→ **Problem description**
Within the material below, find each line bearing the word "Leśnica" and present it.
#####
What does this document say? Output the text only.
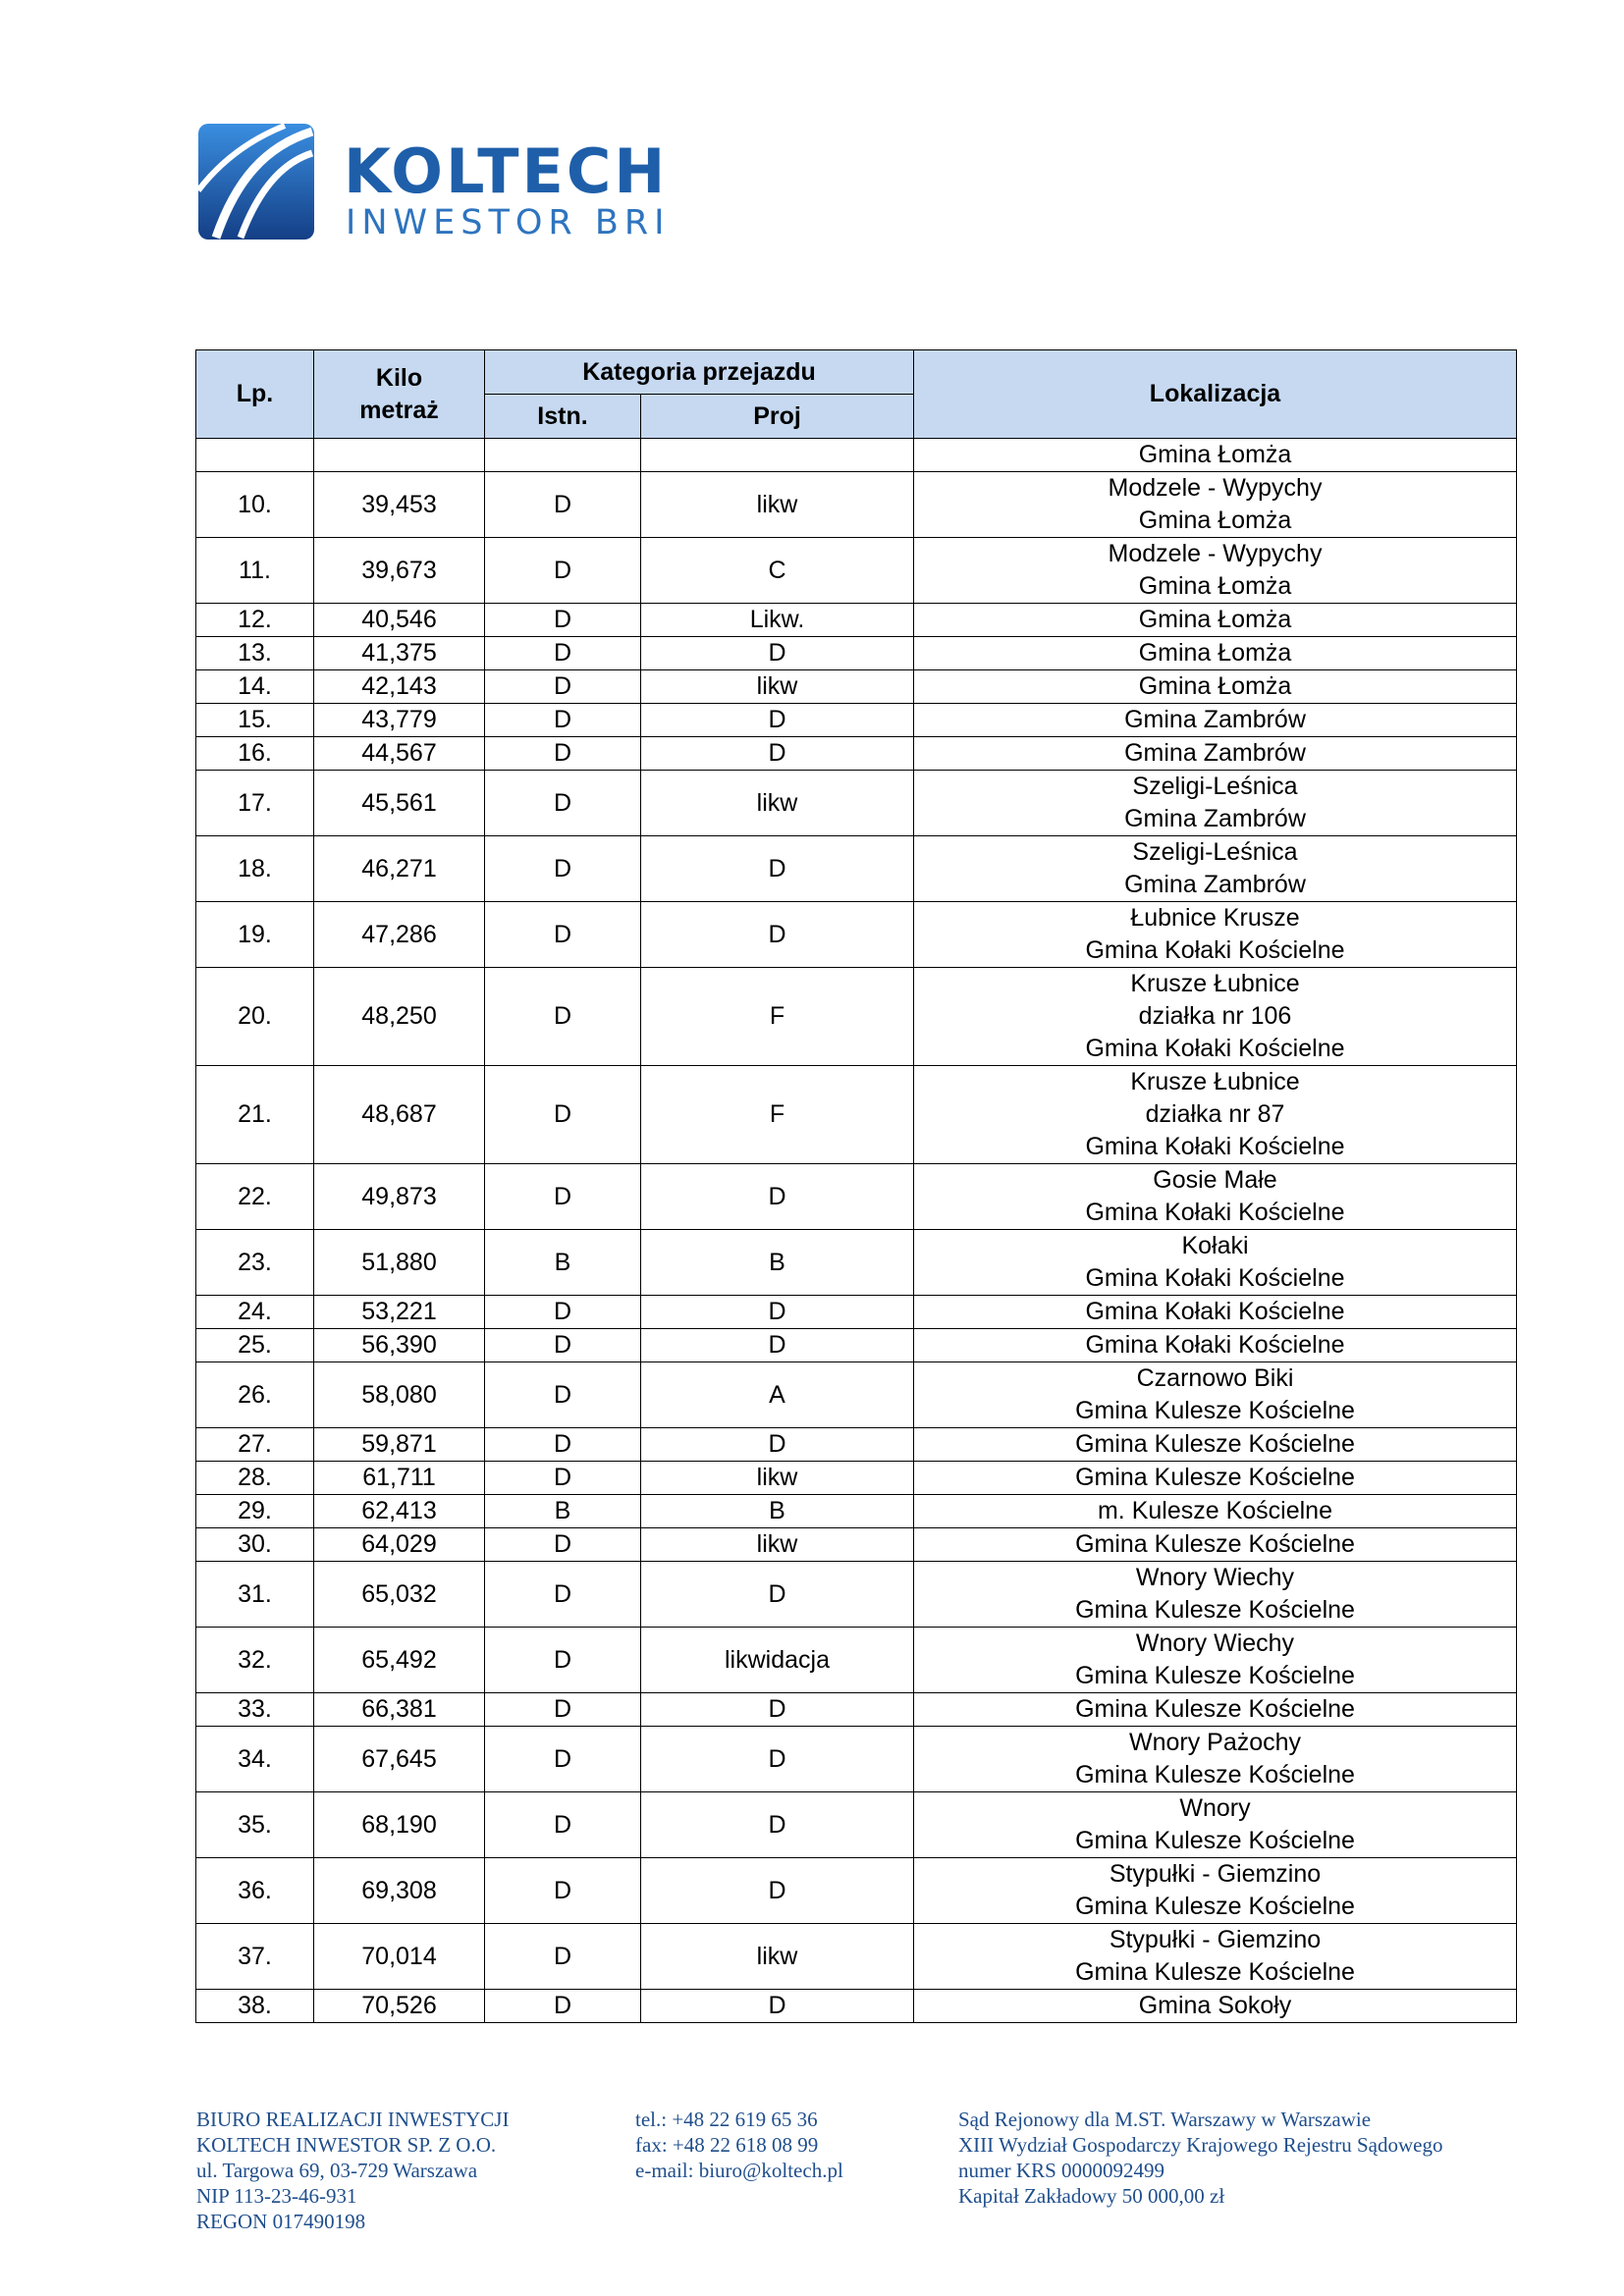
KOLTECH
INWESTOR BRI
Lp.	Kilo
metraż	Kategoria przejazdu		Lokalizacja
		Istn.	Proj	
				Gmina Łomża
10.	39,453	D	likw	Modzele - Wypychy
Gmina Łomża
11.	39,673	D	C	Modzele - Wypychy
Gmina Łomża
12.	40,546	D	Likw.	Gmina Łomża
13.	41,375	D	D	Gmina Łomża
14.	42,143	D	likw	Gmina Łomża
15.	43,779	D	D	Gmina Zambrów
16.	44,567	D	D	Gmina Zambrów
17.	45,561	D	likw	Szeligi-Leśnica
Gmina Zambrów
18.	46,271	D	D	Szeligi-Leśnica
Gmina Zambrów
19.	47,286	D	D	Łubnice Krusze
Gmina Kołaki Kościelne
20.	48,250	D	F	Krusze Łubnice
działka nr 106
Gmina Kołaki Kościelne
21.	48,687	D	F	Krusze Łubnice
działka nr 87
Gmina Kołaki Kościelne
22.	49,873	D	D	Gosie Małe
Gmina Kołaki Kościelne
23.	51,880	B	B	Kołaki
Gmina Kołaki Kościelne
24.	53,221	D	D	Gmina Kołaki Kościelne
25.	56,390	D	D	Gmina Kołaki Kościelne
26.	58,080	D	A	Czarnowo Biki
Gmina Kulesze Kościelne
27.	59,871	D	D	Gmina Kulesze Kościelne
28.	61,711	D	likw	Gmina Kulesze Kościelne
29.	62,413	B	B	m. Kulesze Kościelne
30.	64,029	D	likw	Gmina Kulesze Kościelne
31.	65,032	D	D	Wnory Wiechy
Gmina Kulesze Kościelne
32.	65,492	D	likwidacja	Wnory Wiechy
Gmina Kulesze Kościelne
33.	66,381	D	D	Gmina Kulesze Kościelne
34.	67,645	D	D	Wnory Pażochy
Gmina Kulesze Kościelne
35.	68,190	D	D	Wnory
Gmina Kulesze Kościelne
36.	69,308	D	D	Stypułki - Giemzino
Gmina Kulesze Kościelne
37.	70,014	D	likw	Stypułki - Giemzino
Gmina Kulesze Kościelne
38.	70,526	D	D	Gmina Sokoły
BIURO REALIZACJI INWESTYCJI
KOLTECH INWESTOR SP. Z O.O.
ul. Targowa 69, 03-729 Warszawa
NIP 113-23-46-931
REGON 017490198
tel.: +48 22 619 65 36
fax: +48 22 618 08 99
e-mail: biuro@koltech.pl
Sąd Rejonowy dla M.ST. Warszawy w Warszawie
XIII Wydział Gospodarczy Krajowego Rejestru Sądowego
numer KRS 0000092499
Kapitał Zakładowy 50 000,00 zł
#####
→ **Exercise result**
17.	45,561	D	likw	Szeligi-Leśnica
18.	46,271	D	D	Szeligi-Leśnica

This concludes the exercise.